Your objective |
Locate each line holding the string "subtitle" and copy it.
━━ Dataset extract ━━
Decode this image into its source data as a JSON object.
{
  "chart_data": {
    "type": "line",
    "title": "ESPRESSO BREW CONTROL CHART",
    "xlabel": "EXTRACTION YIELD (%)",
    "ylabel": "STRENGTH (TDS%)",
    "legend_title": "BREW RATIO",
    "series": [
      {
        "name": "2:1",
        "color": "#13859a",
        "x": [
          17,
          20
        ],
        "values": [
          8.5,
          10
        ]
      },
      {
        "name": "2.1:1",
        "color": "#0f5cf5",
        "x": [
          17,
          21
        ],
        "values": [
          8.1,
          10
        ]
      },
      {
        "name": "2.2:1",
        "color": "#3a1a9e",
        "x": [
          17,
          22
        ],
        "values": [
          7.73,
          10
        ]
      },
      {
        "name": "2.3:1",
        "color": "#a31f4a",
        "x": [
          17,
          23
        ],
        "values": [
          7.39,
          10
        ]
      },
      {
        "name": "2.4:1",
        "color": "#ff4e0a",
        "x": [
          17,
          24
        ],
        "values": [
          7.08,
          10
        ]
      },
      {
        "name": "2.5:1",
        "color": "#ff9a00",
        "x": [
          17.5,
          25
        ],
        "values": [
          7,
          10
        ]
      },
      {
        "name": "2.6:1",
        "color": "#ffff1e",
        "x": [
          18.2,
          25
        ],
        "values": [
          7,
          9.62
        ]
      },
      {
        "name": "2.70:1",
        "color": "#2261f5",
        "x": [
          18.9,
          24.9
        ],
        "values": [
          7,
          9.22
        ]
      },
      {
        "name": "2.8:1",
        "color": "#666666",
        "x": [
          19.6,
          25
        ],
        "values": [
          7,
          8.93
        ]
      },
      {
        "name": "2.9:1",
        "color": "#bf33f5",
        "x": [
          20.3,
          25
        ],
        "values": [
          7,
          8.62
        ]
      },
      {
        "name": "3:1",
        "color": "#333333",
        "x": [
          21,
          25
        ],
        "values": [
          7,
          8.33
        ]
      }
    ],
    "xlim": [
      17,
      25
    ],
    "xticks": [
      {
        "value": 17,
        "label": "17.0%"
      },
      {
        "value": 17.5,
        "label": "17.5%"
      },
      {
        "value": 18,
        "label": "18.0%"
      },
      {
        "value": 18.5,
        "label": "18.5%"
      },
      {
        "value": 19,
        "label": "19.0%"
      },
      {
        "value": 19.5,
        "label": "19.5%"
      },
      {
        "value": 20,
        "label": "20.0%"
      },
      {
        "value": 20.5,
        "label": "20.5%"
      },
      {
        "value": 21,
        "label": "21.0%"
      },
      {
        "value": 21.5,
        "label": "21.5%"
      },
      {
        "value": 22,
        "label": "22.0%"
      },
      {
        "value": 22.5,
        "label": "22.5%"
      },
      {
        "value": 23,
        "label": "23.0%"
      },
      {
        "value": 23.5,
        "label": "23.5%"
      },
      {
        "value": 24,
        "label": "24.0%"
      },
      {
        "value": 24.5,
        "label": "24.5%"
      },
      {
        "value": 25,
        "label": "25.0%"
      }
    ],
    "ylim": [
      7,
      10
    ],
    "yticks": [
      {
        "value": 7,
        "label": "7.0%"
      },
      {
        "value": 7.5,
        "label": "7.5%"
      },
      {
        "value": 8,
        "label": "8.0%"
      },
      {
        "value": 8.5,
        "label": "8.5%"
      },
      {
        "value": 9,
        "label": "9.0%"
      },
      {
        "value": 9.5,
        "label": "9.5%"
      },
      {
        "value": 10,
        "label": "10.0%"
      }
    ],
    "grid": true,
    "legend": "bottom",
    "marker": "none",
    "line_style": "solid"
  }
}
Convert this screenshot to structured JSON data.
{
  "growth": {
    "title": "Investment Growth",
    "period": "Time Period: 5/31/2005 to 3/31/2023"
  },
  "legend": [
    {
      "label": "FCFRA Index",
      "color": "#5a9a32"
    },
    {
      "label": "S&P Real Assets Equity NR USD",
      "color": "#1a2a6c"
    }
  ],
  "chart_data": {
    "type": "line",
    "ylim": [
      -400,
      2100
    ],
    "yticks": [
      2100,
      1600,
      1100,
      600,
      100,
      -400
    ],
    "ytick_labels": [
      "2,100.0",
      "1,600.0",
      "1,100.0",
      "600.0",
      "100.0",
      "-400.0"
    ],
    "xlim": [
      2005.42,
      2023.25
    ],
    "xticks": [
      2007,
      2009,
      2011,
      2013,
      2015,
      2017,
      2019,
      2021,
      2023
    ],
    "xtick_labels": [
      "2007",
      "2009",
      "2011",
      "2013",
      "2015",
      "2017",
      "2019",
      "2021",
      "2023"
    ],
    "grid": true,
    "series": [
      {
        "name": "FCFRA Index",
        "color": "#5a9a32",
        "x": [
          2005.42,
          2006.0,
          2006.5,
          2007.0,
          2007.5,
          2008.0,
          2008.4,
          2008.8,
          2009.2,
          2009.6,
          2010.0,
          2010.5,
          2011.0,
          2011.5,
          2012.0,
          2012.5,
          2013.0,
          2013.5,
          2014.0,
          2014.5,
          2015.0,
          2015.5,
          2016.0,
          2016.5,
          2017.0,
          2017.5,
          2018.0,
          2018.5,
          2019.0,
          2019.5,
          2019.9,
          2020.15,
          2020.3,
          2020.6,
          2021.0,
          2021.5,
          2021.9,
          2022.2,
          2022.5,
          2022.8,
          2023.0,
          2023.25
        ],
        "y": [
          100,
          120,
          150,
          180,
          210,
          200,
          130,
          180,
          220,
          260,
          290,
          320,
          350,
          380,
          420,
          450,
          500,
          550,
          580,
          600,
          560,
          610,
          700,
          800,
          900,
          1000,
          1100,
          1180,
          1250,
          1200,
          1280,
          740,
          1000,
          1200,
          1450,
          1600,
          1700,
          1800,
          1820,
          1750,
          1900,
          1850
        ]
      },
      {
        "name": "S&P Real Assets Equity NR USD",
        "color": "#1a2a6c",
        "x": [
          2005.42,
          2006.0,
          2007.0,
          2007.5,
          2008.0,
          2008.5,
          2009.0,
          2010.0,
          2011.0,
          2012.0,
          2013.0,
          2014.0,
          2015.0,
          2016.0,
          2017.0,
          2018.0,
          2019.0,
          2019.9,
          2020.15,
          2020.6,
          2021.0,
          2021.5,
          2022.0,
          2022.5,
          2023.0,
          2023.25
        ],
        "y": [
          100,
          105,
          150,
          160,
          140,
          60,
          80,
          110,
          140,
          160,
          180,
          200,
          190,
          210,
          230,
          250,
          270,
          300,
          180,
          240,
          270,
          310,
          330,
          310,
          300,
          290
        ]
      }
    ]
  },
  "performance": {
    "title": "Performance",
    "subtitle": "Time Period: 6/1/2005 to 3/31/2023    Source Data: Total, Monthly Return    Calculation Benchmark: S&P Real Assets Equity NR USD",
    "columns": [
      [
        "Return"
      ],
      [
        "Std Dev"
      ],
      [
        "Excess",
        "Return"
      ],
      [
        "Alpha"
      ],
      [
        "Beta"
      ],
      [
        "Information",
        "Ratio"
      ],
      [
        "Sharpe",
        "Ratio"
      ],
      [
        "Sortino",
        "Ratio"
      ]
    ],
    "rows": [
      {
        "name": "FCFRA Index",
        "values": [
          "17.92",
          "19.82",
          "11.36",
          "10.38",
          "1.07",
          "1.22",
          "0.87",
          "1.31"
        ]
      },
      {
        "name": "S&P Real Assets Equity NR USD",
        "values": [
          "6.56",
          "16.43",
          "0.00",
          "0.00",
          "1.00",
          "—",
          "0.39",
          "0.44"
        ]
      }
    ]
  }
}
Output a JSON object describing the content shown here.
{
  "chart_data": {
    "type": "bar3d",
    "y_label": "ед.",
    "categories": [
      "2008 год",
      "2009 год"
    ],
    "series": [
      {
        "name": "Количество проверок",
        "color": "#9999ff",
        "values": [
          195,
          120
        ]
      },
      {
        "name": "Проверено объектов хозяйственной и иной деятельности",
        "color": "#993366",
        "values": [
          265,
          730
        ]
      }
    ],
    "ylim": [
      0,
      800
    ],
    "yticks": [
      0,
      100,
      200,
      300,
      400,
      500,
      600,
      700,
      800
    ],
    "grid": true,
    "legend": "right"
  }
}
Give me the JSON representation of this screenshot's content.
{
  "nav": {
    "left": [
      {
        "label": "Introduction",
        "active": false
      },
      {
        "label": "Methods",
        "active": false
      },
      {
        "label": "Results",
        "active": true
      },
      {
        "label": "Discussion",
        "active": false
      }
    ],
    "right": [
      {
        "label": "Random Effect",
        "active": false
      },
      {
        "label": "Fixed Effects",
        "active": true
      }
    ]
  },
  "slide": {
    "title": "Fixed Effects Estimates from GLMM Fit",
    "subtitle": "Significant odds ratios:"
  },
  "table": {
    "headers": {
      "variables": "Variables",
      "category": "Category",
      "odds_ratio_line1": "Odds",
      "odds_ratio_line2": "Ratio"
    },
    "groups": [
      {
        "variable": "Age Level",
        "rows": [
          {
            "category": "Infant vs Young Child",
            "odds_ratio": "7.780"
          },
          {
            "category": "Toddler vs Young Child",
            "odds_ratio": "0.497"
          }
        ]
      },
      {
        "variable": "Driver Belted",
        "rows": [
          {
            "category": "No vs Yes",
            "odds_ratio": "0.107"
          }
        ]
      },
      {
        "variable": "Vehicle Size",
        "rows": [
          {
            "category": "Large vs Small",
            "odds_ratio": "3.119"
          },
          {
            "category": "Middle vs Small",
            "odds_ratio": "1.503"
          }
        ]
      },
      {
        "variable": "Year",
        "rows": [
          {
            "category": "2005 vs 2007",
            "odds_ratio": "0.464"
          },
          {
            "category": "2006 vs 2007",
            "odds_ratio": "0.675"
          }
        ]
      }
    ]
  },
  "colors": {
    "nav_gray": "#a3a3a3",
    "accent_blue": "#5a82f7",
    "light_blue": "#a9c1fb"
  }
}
━━━
Task response |
    "subtitle": "Time Period: 6/1/2005 to 3/31/2023    Source Data: Total, Monthly Return    Calculation Benchmark: S&P Real Assets Equity NR USD",
    "subtitle": "Significant odds ratios:"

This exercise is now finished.